* _DATA EXTRACT_:
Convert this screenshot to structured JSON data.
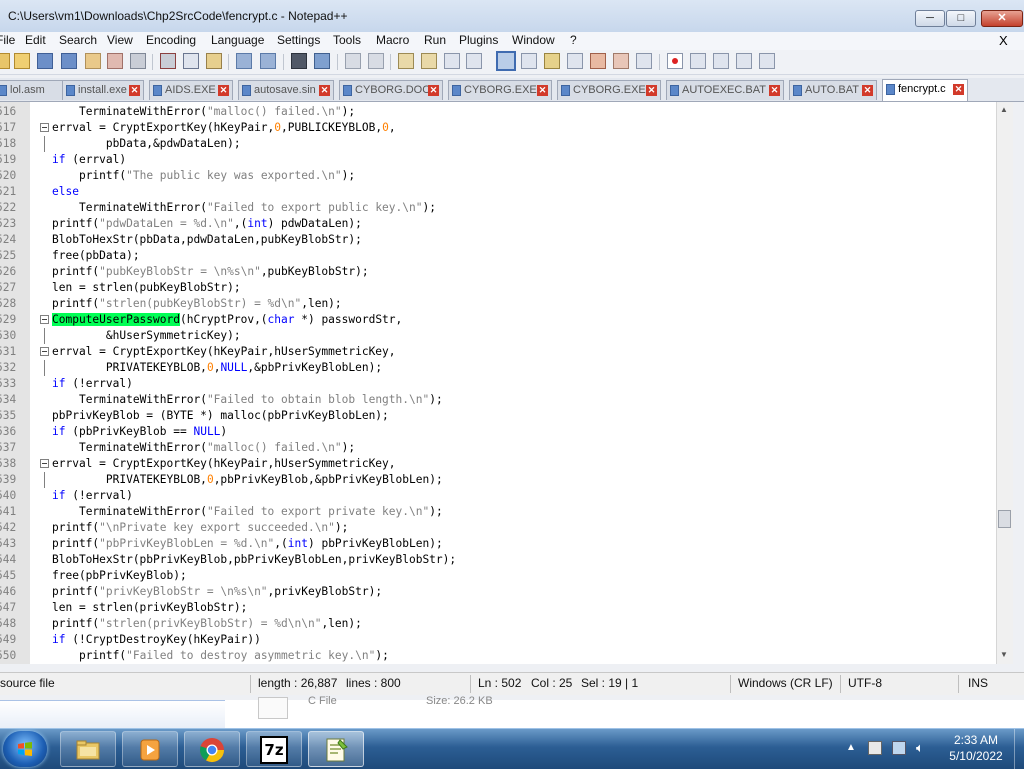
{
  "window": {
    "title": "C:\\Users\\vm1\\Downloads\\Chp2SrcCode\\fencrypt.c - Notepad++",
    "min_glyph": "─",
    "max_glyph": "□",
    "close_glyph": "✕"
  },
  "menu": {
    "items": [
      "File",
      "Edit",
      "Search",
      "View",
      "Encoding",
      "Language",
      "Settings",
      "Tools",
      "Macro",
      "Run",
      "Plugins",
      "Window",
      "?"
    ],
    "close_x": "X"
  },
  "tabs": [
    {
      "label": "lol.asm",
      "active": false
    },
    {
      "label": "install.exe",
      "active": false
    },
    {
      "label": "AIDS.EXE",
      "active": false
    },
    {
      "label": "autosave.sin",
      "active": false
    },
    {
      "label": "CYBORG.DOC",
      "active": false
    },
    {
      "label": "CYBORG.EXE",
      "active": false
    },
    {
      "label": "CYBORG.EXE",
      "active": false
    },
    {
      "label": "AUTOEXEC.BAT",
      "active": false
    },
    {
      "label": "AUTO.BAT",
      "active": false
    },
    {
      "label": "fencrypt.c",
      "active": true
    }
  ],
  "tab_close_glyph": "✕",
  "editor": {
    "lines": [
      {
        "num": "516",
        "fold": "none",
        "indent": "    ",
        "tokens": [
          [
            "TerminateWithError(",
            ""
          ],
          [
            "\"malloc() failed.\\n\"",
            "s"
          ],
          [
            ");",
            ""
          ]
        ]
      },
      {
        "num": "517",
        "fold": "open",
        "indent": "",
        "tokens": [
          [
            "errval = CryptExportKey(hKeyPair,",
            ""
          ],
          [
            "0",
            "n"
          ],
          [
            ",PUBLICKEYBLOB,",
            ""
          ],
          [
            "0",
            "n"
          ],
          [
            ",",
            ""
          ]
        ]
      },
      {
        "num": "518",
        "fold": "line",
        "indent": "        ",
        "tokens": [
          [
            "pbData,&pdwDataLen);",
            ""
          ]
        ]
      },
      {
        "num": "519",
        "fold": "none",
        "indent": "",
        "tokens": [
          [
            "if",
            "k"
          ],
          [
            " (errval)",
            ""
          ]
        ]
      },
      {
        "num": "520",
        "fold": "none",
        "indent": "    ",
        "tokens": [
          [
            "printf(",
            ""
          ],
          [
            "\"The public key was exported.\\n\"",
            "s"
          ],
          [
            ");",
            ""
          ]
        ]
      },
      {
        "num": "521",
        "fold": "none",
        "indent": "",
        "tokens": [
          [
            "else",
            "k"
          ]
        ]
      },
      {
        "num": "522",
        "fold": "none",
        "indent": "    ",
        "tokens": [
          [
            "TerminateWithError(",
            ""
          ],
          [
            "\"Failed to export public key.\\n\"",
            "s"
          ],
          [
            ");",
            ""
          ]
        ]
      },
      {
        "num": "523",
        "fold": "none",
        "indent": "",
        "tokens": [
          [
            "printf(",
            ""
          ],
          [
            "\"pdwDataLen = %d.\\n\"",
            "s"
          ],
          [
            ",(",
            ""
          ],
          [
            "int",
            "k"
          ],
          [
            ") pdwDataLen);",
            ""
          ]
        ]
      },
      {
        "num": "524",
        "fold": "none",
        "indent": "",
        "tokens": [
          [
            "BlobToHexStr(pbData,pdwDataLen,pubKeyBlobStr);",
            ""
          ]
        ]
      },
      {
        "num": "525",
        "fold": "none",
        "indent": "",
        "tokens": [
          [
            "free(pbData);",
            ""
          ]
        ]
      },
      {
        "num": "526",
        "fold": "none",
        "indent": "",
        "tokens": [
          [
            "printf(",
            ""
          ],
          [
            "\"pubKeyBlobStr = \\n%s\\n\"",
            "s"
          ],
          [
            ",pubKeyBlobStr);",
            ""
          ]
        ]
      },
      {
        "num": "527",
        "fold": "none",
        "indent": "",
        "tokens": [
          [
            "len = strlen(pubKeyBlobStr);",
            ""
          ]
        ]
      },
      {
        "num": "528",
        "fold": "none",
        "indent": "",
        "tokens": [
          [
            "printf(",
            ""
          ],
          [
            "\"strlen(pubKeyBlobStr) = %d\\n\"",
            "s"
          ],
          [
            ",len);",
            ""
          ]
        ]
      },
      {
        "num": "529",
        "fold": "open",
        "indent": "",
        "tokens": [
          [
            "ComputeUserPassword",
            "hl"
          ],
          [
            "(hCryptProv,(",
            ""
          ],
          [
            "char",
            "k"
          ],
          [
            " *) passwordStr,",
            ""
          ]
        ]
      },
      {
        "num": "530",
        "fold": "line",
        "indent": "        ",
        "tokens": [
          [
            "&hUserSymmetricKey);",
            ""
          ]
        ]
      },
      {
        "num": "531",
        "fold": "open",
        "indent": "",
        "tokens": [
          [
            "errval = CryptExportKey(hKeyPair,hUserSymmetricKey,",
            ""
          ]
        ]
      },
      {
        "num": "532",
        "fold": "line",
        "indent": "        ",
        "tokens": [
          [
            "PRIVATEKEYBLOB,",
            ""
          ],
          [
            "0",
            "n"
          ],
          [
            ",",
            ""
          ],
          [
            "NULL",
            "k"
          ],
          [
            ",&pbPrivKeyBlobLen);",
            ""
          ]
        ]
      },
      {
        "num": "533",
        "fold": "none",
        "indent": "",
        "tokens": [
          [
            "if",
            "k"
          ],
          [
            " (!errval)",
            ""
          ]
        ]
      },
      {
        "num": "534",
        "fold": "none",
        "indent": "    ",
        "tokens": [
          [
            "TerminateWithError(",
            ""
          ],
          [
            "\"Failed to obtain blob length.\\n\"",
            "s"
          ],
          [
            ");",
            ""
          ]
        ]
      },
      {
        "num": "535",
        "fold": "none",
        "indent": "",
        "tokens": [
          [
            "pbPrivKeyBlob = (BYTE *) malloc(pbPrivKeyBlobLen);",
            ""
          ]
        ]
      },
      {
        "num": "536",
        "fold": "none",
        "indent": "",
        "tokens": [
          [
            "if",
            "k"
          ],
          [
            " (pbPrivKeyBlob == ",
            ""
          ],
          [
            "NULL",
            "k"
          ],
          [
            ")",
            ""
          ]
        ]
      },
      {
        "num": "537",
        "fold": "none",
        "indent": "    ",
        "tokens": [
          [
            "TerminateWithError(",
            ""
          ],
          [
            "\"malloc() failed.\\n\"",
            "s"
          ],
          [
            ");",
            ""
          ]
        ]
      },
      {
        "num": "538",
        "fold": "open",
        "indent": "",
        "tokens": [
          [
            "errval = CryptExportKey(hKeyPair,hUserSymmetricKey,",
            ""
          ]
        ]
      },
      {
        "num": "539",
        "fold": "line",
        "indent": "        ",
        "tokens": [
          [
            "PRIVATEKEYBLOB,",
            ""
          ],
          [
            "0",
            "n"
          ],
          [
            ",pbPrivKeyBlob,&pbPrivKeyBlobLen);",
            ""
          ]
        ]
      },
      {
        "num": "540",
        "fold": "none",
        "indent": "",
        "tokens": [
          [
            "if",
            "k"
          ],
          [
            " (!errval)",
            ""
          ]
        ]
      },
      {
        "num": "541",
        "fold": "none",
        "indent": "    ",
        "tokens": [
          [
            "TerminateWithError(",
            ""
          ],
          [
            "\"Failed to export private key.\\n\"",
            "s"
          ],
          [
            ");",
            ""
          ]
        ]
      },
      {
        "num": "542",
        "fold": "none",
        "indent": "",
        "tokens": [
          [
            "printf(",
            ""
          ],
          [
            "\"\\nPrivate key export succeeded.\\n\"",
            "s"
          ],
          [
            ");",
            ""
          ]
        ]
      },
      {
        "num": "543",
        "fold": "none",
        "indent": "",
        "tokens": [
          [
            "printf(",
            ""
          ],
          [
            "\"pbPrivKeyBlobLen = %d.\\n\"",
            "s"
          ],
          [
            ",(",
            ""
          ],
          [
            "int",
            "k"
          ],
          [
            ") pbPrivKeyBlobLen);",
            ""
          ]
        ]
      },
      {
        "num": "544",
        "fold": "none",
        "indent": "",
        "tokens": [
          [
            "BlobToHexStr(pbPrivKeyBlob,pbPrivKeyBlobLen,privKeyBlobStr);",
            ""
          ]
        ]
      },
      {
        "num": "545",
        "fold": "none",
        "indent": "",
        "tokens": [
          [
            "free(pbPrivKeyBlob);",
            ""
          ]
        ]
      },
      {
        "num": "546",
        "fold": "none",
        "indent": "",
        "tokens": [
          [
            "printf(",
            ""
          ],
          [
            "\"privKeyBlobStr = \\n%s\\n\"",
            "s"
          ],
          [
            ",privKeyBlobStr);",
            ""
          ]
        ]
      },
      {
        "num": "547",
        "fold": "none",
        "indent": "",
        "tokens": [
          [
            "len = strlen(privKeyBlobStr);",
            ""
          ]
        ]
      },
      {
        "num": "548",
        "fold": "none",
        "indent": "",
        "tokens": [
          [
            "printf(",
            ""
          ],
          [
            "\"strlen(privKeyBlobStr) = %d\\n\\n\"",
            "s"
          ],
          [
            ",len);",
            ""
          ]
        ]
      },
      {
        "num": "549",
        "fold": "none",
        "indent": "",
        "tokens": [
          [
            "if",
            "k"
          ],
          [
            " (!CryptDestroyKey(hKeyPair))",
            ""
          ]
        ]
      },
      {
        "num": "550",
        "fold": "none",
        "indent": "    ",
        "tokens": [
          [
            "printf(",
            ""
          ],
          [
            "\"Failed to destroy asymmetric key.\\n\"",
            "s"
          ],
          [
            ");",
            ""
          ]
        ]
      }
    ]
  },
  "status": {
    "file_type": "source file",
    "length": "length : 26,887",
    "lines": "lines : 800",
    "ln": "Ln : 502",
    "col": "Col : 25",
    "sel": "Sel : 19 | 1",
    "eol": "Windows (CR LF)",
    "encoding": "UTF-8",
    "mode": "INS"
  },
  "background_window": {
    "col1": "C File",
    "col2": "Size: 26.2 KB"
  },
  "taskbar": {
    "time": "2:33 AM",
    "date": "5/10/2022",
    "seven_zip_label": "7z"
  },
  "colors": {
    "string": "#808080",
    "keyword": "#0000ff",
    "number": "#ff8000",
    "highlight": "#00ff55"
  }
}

==

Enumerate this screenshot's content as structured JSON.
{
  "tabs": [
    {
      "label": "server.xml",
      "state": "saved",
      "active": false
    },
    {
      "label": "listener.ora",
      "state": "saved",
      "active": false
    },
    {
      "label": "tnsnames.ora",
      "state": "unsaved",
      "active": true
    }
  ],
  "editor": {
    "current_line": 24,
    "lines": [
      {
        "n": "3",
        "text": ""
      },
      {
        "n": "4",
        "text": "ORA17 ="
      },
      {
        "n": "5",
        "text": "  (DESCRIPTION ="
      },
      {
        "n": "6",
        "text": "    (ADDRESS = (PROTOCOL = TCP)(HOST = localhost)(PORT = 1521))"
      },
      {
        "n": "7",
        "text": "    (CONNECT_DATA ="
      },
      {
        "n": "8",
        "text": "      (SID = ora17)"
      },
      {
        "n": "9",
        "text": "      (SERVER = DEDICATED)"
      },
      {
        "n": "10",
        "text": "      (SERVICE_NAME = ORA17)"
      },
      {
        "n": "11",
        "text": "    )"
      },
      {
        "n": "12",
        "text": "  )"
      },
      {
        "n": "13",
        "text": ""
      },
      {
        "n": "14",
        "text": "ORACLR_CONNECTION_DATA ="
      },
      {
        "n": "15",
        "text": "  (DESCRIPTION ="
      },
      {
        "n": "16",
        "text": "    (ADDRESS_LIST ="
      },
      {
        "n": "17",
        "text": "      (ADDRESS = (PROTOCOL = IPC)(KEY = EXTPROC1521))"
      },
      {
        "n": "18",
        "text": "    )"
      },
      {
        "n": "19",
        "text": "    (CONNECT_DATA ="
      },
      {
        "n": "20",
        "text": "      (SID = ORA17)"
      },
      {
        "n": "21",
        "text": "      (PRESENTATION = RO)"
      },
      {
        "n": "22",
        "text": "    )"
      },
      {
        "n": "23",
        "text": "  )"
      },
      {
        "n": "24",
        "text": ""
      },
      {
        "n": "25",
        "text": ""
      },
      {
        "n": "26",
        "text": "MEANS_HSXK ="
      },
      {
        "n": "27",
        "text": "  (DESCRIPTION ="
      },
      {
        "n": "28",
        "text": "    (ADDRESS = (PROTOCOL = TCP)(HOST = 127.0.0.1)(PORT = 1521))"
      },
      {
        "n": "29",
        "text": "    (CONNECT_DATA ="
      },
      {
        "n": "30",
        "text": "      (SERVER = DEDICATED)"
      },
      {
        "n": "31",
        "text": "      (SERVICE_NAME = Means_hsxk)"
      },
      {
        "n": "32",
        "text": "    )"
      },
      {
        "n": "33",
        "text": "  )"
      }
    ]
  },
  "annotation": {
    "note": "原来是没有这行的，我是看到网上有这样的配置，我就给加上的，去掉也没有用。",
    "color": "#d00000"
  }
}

* _TASK TO CARRY OUT_:
Copy out each line that contains the word "privKeyBlobStr".

* _EXERCISE ANSWER_:
            "BlobToHexStr(pbPrivKeyBlob,pbPrivKeyBlobLen,privKeyBlobStr);",
            "\"privKeyBlobStr = \\n%s\\n\"",
            ",privKeyBlobStr);",
            "len = strlen(privKeyBlobStr);",
            "\"strlen(privKeyBlobStr) = %d\\n\\n\"",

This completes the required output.